## The problem
Below you will find a set of lines. Repeat them all exactly.

## Raw records
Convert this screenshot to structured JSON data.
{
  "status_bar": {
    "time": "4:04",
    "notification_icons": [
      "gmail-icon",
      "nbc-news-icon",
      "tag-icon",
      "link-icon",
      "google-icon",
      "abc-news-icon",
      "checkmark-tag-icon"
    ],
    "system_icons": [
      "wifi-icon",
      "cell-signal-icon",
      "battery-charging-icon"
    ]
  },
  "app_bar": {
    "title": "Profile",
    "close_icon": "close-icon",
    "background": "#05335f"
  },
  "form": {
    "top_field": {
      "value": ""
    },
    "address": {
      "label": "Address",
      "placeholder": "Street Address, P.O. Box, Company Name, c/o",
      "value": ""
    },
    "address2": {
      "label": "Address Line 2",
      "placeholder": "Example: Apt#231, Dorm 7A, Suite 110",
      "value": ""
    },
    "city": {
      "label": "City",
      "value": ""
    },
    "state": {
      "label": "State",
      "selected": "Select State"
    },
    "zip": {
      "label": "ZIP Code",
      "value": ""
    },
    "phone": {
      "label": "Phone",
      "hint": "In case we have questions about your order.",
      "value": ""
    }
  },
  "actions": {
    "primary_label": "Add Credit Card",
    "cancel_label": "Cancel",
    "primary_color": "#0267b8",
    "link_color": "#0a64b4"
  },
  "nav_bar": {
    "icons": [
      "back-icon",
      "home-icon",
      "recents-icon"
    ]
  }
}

## Solution to this problem
Convert this screenshot to structured JSON data.
{
  "status_bar": {
    "time": "4:04",
    "notification_icons": [
      "gmail-icon",
      "nbc-news-icon",
      "tag-icon",
      "link-icon",
      "google-icon",
      "abc-news-icon",
      "checkmark-tag-icon"
    ],
    "system_icons": [
      "wifi-icon",
      "cell-signal-icon",
      "battery-charging-icon"
    ]
  },
  "app_bar": {
    "title": "Profile",
    "close_icon": "close-icon",
    "background": "#05335f"
  },
  "form": {
    "top_field": {
      "value": ""
    },
    "address": {
      "label": "Address",
      "placeholder": "Street Address, P.O. Box, Company Name, c/o",
      "value": ""
    },
    "address2": {
      "label": "Address Line 2",
      "placeholder": "Example: Apt#231, Dorm 7A, Suite 110",
      "value": ""
    },
    "city": {
      "label": "City",
      "value": ""
    },
    "state": {
      "label": "State",
      "selected": "Select State"
    },
    "zip": {
      "label": "ZIP Code",
      "value": ""
    },
    "phone": {
      "label": "Phone",
      "hint": "In case we have questions about your order.",
      "value": ""
    }
  },
  "actions": {
    "primary_label": "Add Credit Card",
    "cancel_label": "Cancel",
    "primary_color": "#0267b8",
    "link_color": "#0a64b4"
  },
  "nav_bar": {
    "icons": [
      "back-icon",
      "home-icon",
      "recents-icon"
    ]
  }
}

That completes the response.